**Required task:**
Pick out every line of the material below that contains the string "chart". Case matters.

Bounding box annotations:

◇ ◇ ◇ ◇

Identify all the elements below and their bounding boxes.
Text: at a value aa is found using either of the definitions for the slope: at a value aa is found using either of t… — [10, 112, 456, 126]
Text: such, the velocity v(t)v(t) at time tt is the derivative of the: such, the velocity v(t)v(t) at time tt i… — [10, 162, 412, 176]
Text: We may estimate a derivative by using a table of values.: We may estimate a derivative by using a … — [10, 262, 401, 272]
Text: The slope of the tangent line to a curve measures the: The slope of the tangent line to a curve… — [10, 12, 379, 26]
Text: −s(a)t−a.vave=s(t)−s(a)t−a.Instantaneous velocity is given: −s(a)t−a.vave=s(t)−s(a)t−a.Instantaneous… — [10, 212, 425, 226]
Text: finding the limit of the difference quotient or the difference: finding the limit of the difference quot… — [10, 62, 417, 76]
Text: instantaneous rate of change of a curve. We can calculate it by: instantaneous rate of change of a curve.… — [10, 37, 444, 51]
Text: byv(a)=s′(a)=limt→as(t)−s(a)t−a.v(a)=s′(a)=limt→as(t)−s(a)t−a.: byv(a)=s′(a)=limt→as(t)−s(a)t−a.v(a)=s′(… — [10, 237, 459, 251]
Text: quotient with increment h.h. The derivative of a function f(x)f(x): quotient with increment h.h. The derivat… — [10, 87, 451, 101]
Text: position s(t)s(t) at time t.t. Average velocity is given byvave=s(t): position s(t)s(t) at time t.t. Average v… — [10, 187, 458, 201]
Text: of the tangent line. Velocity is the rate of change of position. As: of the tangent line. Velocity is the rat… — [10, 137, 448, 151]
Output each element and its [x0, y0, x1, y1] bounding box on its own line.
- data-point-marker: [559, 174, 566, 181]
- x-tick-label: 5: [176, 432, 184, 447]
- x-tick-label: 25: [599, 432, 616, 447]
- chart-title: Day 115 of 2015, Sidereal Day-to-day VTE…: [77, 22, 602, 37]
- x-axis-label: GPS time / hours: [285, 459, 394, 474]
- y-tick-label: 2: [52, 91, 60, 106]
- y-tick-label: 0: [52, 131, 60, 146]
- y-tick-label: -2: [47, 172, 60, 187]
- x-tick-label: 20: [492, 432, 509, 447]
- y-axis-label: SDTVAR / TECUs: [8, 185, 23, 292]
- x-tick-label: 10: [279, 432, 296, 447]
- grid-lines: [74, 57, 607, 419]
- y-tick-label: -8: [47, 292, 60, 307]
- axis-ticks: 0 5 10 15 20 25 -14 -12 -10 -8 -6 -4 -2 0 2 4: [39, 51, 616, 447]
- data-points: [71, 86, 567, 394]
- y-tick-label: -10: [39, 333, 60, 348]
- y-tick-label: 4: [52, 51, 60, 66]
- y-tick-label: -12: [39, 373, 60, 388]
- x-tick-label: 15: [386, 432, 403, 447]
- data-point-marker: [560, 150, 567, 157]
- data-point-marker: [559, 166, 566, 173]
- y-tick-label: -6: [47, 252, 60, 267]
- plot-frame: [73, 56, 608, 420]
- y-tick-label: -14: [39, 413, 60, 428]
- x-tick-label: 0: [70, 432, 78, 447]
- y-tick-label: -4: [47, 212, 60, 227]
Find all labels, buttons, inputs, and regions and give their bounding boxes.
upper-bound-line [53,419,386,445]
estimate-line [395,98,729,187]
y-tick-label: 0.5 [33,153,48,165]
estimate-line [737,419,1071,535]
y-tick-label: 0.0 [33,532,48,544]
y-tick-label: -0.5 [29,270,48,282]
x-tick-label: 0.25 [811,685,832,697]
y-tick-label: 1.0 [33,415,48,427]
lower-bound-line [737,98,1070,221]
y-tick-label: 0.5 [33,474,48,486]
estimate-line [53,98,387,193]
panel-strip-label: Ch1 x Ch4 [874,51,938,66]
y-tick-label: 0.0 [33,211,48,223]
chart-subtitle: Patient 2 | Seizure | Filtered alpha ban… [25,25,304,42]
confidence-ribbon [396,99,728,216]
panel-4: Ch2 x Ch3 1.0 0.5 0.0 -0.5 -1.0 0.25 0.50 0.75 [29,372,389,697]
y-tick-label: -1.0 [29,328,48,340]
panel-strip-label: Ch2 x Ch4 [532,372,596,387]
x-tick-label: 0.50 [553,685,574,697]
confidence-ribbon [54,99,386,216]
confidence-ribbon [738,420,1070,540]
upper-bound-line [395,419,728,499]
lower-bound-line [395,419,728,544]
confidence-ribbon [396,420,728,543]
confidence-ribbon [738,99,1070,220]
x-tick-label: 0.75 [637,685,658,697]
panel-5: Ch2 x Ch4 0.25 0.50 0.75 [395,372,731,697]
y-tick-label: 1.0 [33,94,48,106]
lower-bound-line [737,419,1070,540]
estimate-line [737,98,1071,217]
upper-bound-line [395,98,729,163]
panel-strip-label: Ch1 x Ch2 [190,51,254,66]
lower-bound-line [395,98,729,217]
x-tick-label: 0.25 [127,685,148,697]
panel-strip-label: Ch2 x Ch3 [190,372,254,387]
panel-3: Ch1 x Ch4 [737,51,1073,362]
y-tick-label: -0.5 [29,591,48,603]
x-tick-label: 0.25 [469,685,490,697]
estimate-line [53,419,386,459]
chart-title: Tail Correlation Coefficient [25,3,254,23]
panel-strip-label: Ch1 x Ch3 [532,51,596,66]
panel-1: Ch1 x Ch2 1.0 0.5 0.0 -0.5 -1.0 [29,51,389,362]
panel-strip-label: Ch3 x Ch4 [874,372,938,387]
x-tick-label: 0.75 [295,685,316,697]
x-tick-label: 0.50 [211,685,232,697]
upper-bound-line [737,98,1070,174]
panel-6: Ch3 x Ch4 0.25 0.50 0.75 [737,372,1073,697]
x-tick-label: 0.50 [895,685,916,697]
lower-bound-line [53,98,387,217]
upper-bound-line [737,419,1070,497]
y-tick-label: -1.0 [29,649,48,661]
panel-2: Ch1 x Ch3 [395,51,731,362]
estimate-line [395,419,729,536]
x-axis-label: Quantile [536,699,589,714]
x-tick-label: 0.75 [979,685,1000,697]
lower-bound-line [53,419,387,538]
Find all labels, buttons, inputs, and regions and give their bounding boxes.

◇ ◇ ◇ ◇

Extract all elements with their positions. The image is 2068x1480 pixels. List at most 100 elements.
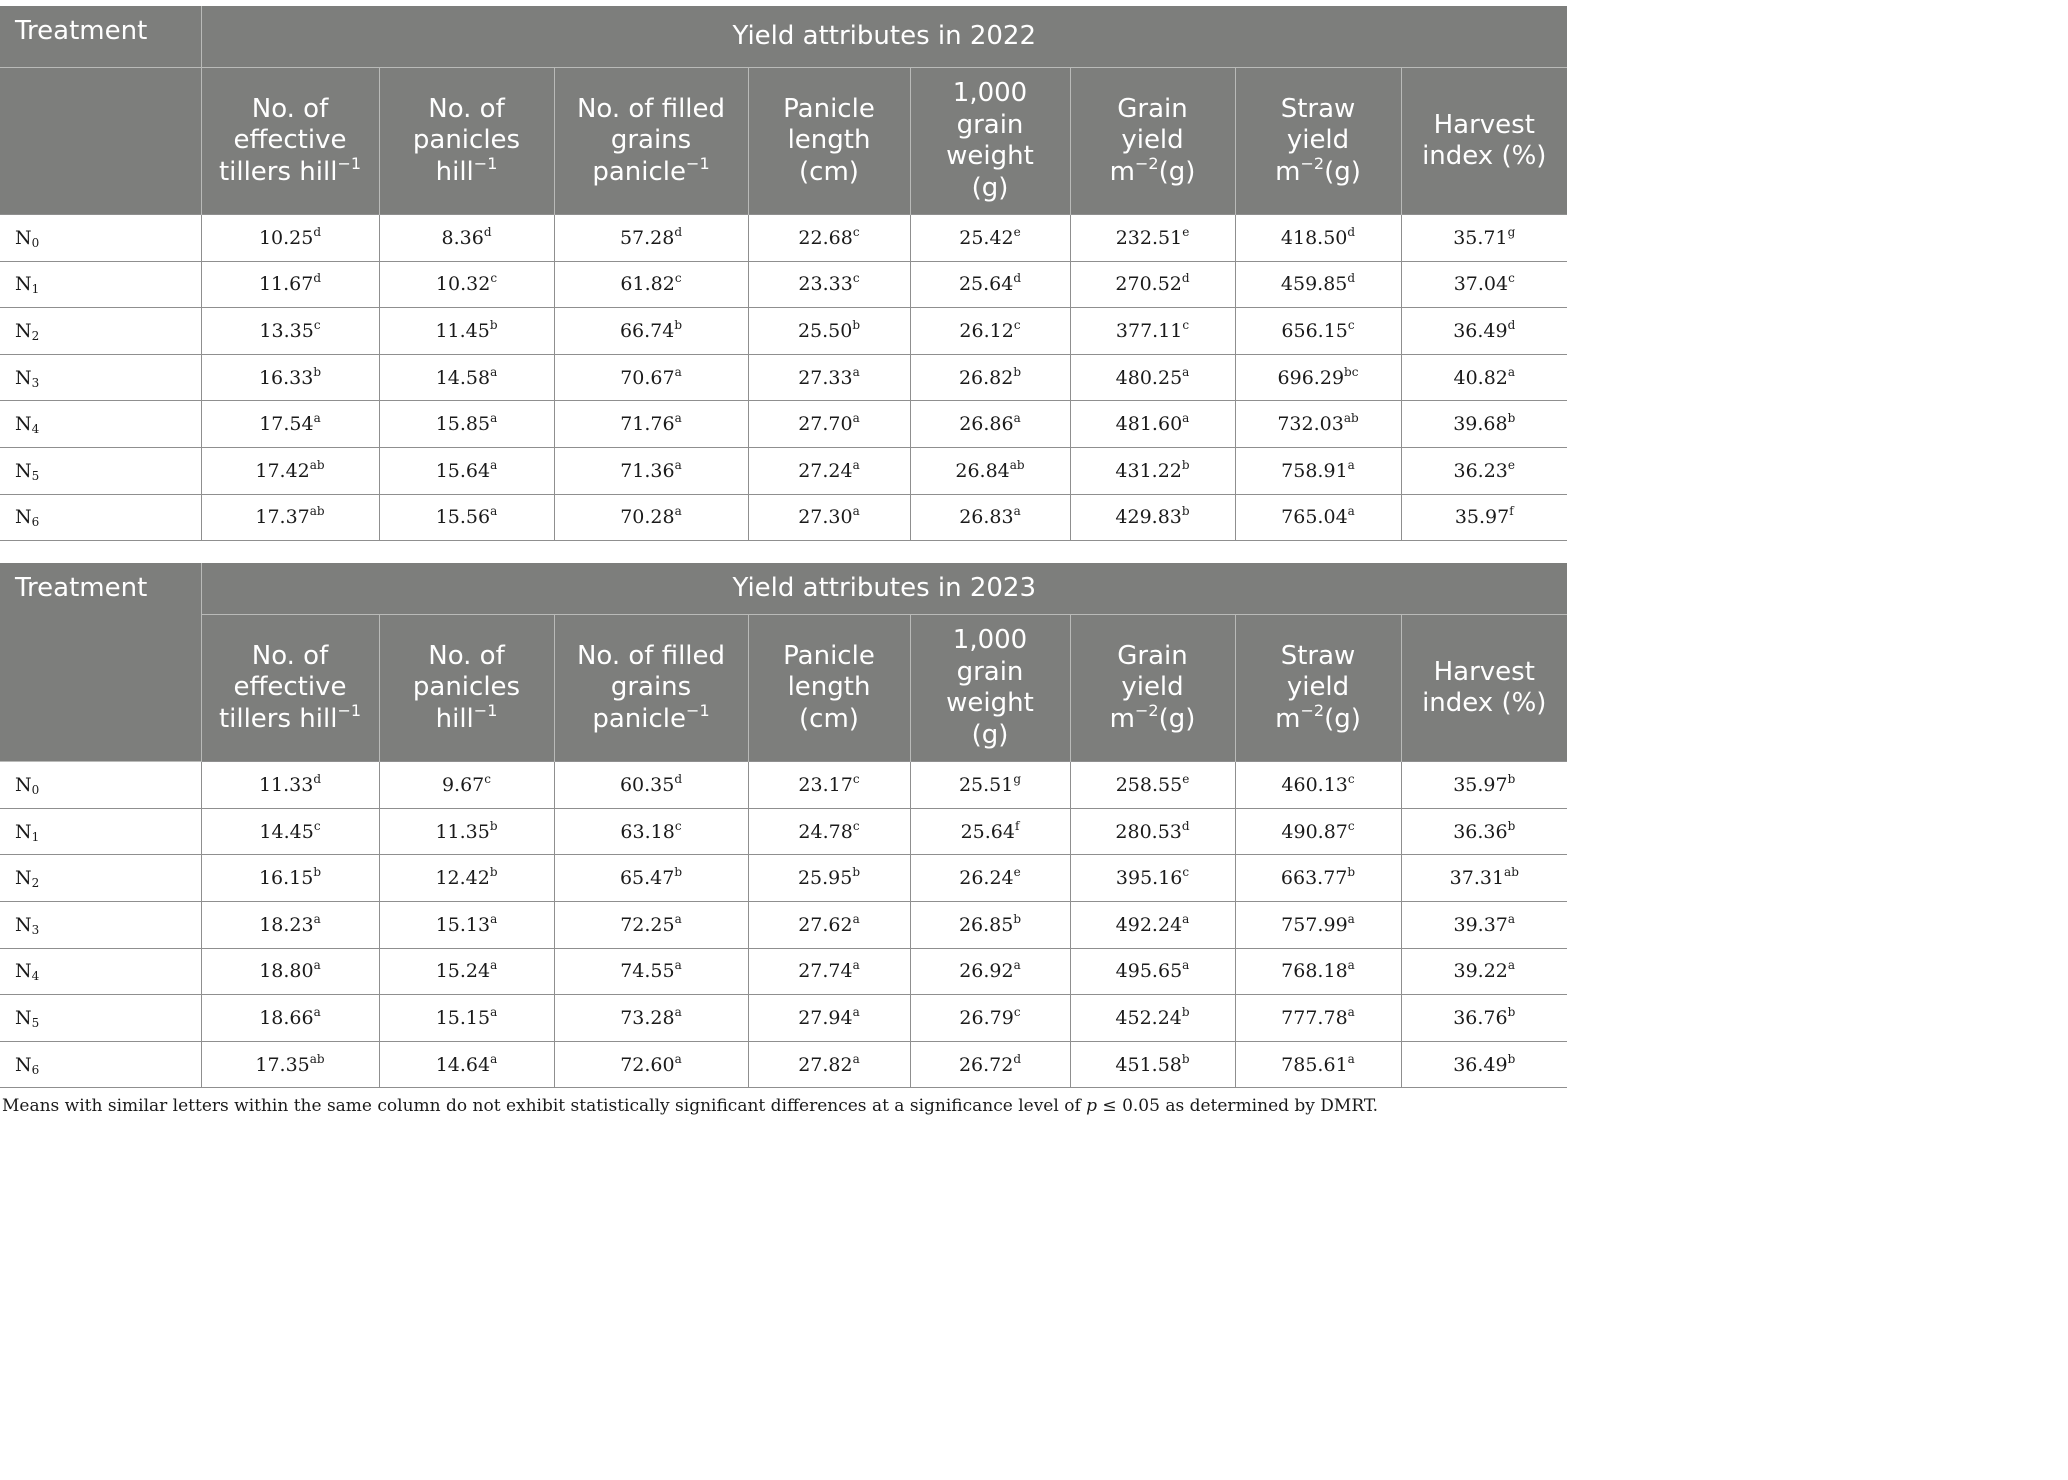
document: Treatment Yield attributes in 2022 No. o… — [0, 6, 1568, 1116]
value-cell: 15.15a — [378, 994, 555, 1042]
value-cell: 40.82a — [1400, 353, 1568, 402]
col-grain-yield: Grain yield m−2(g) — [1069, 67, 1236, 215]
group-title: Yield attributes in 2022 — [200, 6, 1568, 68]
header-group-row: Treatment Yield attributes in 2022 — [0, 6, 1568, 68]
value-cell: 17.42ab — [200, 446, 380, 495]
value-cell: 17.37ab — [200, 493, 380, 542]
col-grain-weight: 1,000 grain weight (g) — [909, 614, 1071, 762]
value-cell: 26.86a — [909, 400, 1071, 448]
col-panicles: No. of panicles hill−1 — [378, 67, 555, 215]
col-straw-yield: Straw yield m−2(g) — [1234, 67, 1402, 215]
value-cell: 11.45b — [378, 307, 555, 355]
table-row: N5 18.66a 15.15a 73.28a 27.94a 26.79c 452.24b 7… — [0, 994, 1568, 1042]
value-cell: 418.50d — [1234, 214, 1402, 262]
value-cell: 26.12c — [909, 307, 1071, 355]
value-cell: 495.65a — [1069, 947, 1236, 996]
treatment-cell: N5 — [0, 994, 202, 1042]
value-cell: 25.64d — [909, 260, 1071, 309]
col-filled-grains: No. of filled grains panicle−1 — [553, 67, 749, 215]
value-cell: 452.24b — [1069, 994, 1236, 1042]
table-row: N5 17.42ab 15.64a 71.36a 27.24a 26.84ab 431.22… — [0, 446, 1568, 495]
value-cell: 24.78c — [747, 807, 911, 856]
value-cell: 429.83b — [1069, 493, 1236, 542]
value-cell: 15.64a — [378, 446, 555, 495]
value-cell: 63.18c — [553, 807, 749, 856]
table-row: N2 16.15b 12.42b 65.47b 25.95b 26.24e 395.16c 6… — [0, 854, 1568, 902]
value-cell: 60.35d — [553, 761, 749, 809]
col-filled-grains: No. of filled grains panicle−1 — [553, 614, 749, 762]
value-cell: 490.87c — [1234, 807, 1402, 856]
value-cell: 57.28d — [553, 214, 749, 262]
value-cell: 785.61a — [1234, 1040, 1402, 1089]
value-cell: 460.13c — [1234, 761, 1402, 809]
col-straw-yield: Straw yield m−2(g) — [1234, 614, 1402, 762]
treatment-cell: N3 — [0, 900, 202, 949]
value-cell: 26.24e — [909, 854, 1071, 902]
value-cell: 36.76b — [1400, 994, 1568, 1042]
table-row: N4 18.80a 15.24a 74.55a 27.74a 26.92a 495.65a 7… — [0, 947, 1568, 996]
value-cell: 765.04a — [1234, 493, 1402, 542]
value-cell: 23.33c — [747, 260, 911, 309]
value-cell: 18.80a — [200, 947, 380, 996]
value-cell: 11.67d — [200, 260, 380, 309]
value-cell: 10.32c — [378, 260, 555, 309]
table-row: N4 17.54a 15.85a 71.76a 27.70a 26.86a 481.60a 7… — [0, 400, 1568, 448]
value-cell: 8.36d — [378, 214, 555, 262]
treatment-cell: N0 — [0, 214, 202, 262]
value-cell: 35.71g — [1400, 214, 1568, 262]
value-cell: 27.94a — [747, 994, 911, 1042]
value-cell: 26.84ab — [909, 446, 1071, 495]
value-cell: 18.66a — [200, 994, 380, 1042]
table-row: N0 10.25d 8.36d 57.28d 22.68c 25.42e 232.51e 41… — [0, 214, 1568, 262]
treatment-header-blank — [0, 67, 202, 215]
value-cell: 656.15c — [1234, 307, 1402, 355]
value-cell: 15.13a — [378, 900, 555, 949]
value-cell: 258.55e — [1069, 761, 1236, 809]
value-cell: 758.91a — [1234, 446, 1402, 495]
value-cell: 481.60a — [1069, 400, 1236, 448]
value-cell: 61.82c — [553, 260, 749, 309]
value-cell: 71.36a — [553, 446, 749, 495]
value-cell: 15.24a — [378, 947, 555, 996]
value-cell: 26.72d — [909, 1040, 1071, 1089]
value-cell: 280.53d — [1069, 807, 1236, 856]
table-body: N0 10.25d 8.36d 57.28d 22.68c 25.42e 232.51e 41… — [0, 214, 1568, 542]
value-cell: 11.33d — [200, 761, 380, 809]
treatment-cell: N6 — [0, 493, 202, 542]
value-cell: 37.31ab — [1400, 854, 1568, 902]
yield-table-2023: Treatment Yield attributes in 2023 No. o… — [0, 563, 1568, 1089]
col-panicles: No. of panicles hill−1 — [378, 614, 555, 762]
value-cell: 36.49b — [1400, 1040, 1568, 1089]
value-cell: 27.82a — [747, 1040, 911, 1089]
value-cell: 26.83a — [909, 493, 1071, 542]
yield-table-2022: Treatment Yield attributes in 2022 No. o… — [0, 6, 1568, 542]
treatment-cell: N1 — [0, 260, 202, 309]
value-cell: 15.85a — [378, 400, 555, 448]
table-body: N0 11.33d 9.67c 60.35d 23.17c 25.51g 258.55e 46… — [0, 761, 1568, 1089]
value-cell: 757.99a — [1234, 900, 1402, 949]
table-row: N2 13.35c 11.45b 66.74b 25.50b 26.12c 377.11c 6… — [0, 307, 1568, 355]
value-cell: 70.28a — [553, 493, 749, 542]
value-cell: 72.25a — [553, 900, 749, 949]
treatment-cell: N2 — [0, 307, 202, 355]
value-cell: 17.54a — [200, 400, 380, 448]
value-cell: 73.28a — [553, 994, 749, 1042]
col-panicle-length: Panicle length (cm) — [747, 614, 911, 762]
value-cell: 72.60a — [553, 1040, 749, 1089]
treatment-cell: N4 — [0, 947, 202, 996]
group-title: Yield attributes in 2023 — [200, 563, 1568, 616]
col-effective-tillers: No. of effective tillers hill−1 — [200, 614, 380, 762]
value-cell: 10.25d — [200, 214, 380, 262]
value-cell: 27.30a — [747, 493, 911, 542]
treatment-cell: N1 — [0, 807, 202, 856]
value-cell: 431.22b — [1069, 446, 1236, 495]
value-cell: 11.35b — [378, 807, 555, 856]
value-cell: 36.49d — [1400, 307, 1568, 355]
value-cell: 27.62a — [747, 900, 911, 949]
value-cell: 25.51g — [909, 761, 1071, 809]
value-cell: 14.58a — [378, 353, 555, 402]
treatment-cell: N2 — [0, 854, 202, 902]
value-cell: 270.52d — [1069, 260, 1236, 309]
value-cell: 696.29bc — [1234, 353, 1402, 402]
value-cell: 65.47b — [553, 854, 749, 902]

◇ ◇ ◇ ◇

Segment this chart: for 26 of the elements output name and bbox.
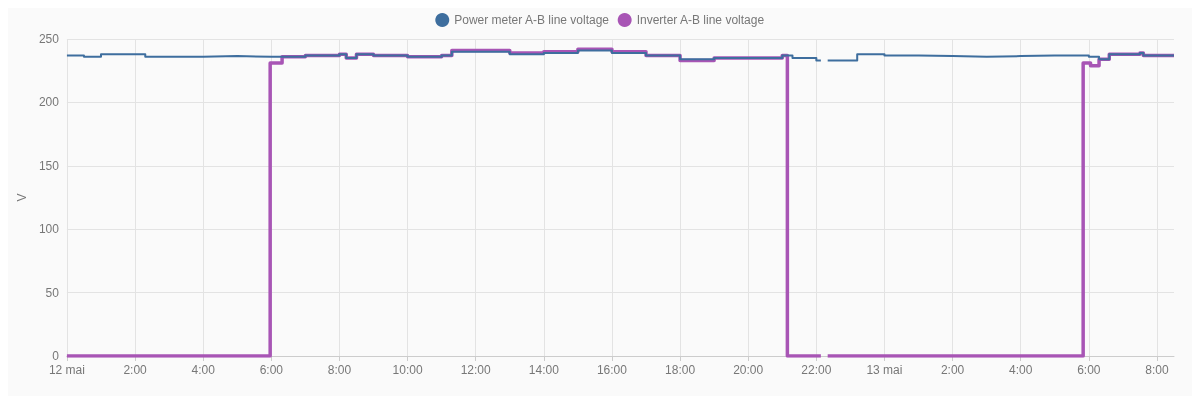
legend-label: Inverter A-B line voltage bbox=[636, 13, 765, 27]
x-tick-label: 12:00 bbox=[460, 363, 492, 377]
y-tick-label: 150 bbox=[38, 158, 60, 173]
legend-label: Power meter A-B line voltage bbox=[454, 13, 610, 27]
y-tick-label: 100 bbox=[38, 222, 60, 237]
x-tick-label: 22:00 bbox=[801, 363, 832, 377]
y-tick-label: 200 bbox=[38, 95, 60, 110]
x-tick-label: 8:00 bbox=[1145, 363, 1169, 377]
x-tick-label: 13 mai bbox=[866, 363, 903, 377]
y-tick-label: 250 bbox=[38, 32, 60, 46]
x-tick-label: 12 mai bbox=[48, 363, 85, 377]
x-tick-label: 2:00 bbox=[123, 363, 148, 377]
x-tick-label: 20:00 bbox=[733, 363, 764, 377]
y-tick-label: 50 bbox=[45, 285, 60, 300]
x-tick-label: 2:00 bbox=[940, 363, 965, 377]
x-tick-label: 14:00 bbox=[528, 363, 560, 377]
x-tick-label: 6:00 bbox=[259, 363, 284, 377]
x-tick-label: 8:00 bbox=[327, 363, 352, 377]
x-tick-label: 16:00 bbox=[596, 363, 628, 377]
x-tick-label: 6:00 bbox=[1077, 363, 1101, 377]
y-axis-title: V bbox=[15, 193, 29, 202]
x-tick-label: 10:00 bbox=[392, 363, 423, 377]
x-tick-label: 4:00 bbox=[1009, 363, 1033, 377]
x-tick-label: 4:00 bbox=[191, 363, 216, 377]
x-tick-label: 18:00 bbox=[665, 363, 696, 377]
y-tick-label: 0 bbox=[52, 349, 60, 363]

◇ ◇ ◇ ◇

**Expected answer:**
- chart-title: Day 115 of 2015, Sidereal Day-to-day VTE…: [77, 22, 602, 37]
chart-subtitle: Patient 2 | Seizure | Filtered alpha ban… [25,25,304,42]
chart-title: Tail Correlation Coefficient [25,3,254,23]
Segment this chart: for 26 of the elements output name and bbox.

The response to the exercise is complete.